▸ **Task objective**:
Write out each line in which the string "cazyme" is present.

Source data
--- START ---

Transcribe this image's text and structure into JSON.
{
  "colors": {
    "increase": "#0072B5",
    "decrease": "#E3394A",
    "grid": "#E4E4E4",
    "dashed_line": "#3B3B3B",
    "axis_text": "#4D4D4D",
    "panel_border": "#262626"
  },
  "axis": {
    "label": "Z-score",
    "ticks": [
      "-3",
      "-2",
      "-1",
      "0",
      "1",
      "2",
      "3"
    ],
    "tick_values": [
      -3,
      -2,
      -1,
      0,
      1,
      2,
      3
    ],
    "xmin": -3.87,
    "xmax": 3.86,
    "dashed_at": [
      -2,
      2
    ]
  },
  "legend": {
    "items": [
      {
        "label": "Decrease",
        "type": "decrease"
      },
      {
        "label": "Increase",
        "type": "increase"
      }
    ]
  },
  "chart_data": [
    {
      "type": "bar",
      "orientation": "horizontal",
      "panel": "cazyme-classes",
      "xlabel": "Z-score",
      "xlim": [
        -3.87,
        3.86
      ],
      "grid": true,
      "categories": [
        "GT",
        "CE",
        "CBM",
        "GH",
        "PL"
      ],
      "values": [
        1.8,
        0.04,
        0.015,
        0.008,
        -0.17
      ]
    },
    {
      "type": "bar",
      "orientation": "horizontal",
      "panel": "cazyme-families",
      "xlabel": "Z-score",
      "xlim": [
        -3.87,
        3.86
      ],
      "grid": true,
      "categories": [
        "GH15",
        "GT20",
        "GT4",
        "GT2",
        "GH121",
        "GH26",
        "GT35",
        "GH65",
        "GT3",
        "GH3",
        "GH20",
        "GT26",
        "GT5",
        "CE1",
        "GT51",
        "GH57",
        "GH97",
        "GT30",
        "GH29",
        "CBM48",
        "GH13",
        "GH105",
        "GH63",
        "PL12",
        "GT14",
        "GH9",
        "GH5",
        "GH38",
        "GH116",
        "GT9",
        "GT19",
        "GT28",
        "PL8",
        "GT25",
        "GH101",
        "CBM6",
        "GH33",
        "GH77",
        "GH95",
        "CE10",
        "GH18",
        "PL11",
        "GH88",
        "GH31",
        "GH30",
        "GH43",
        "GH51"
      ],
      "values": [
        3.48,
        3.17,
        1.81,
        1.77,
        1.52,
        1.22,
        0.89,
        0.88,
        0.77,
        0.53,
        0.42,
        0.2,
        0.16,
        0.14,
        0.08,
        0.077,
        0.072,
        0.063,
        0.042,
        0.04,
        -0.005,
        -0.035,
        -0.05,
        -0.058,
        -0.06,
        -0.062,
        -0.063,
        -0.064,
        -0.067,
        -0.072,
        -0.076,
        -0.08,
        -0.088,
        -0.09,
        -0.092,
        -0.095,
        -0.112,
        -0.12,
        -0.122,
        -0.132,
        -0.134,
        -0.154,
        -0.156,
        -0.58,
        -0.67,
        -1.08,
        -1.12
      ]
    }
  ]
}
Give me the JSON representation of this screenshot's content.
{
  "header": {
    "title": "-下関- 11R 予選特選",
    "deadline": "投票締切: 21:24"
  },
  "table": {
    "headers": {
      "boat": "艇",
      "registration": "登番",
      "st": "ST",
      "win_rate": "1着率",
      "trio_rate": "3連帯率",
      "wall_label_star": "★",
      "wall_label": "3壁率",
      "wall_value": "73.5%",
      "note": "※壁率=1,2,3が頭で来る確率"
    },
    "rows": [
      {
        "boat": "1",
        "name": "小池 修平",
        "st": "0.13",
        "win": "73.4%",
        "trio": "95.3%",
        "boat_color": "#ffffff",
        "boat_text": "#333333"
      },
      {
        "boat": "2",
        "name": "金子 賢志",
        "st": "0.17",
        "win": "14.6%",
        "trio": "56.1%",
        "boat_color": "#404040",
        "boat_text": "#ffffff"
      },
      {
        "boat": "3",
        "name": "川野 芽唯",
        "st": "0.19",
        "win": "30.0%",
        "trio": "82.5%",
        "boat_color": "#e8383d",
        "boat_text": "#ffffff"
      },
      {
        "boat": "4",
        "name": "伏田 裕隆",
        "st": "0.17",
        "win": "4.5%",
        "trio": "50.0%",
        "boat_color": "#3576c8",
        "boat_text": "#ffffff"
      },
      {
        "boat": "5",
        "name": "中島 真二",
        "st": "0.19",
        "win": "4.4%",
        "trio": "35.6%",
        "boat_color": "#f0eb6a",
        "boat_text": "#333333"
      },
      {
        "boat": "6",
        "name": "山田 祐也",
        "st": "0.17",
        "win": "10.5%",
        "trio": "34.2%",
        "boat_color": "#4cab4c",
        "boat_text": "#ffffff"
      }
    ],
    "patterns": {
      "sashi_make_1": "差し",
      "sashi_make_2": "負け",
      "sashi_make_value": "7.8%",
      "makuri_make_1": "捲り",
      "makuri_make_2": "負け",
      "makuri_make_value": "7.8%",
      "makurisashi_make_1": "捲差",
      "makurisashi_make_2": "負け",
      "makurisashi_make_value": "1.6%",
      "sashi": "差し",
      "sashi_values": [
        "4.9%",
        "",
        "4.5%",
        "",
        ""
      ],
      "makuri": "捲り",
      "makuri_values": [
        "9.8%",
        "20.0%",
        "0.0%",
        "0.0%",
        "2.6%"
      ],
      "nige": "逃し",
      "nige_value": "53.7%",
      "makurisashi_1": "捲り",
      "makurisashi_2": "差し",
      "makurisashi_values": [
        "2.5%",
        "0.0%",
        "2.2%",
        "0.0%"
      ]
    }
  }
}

--- END ---

▸ **The response**:
      "panel": "cazyme-classes",
      "panel": "cazyme-families",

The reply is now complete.